**WRITTEN INSTRUCTION**: Every line of the material below must be repeated exactly.

**PROVIDED RECORDS**:
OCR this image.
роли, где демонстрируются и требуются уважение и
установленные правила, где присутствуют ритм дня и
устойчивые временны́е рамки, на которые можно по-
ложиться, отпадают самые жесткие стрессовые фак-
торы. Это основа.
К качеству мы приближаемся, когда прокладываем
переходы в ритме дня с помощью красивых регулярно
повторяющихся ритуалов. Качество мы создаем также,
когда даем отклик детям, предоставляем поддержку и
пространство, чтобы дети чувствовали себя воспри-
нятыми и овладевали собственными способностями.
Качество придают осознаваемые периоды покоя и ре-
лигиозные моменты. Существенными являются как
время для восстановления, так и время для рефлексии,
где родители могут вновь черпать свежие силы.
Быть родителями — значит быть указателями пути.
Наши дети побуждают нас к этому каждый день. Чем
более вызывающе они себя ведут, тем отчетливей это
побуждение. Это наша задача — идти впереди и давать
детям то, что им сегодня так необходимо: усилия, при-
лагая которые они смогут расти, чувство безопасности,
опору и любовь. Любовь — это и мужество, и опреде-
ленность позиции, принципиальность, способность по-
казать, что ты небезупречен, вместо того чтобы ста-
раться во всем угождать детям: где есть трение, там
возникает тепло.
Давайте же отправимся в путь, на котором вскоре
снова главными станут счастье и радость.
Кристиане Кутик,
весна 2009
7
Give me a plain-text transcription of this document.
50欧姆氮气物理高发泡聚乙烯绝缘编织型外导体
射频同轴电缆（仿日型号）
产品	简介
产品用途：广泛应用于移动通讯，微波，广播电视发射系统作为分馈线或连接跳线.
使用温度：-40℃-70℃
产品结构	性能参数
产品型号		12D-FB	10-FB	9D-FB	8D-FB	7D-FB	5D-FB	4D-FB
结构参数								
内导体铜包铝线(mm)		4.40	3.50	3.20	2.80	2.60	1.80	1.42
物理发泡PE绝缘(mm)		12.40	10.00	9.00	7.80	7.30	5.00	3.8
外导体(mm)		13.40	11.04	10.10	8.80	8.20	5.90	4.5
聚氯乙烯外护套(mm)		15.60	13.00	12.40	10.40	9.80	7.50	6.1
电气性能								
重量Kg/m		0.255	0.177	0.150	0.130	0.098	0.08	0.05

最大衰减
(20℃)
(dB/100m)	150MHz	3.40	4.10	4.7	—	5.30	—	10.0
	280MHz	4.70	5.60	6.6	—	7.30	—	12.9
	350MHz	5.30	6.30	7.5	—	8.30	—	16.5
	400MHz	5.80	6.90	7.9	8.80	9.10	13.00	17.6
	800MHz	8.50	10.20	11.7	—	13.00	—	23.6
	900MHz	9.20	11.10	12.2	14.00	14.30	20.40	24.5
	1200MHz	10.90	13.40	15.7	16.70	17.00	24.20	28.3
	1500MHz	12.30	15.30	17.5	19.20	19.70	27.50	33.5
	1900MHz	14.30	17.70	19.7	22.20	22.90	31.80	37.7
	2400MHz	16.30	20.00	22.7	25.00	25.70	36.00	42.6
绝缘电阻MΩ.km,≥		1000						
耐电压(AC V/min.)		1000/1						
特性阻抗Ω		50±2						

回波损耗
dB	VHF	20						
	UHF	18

**PROBLEM SOLUTION**:
OCR this image.
роли, где демонстрируются и требуются уважение и
установленные правила, где присутствуют ритм дня и
устойчивые временны́е рамки, на которые можно по-
ложиться, отпадают самые жесткие стрессовые фак-
торы. Это основа.
К качеству мы приближаемся, когда прокладываем
переходы в ритме дня с помощью красивых регулярно
повторяющихся ритуалов. Качество мы создаем также,
когда даем отклик детям, предоставляем поддержку и
пространство, чтобы дети чувствовали себя воспри-
нятыми и овладевали собственными способностями.
Качество придают осознаваемые периоды покоя и ре-
лигиозные моменты. Существенными являются как
время для восстановления, так и время для рефлексии,
где родители могут вновь черпать свежие силы.
Быть родителями — значит быть указателями пути.
Наши дети побуждают нас к этому каждый день. Чем
более вызывающе они себя ведут, тем отчетливей это
побуждение. Это наша задача — идти впереди и давать
детям то, что им сегодня так необходимо: усилия, при-
лагая которые они смогут расти, чувство безопасности,
опору и любовь. Любовь — это и мужество, и опреде-
ленность позиции, принципиальность, способность по-
казать, что ты небезупречен, вместо того чтобы ста-
раться во всем угождать детям: где есть трение, там
возникает тепло.
Давайте же отправимся в путь, на котором вскоре
снова главными станут счастье и радость.
Кристиане Кутик,
весна 2009
7
Give me a plain-text transcription of this document.
50欧姆氮气物理高发泡聚乙烯绝缘编织型外导体
射频同轴电缆（仿日型号）
产品	简介
产品用途：广泛应用于移动通讯，微波，广播电视发射系统作为分馈线或连接跳线.
使用温度：-40℃-70℃
产品结构	性能参数
产品型号		12D-FB	10-FB	9D-FB	8D-FB	7D-FB	5D-FB	4D-FB
结构参数								
内导体铜包铝线(mm)		4.40	3.50	3.20	2.80	2.60	1.80	1.42
物理发泡PE绝缘(mm)		12.40	10.00	9.00	7.80	7.30	5.00	3.8
外导体(mm)		13.40	11.04	10.10	8.80	8.20	5.90	4.5
聚氯乙烯外护套(mm)		15.60	13.00	12.40	10.40	9.80	7.50	6.1
电气性能								
重量Kg/m		0.255	0.177	0.150	0.130	0.098	0.08	0.05

最大衰减
(20℃)
(dB/100m)	150MHz	3.40	4.10	4.7	—	5.30	—	10.0
	280MHz	4.70	5.60	6.6	—	7.30	—	12.9
	350MHz	5.30	6.30	7.5	—	8.30	—	16.5
	400MHz	5.80	6.90	7.9	8.80	9.10	13.00	17.6
	800MHz	8.50	10.20	11.7	—	13.00	—	23.6
	900MHz	9.20	11.10	12.2	14.00	14.30	20.40	24.5
	1200MHz	10.90	13.40	15.7	16.70	17.00	24.20	28.3
	1500MHz	12.30	15.30	17.5	19.20	19.70	27.50	33.5
	1900MHz	14.30	17.70	19.7	22.20	22.90	31.80	37.7
	2400MHz	16.30	20.00	22.7	25.00	25.70	36.00	42.6
绝缘电阻MΩ.km,≥		1000						
耐电压(AC V/min.)		1000/1						
特性阻抗Ω		50±2						

回波损耗
dB	VHF	20						
	UHF	18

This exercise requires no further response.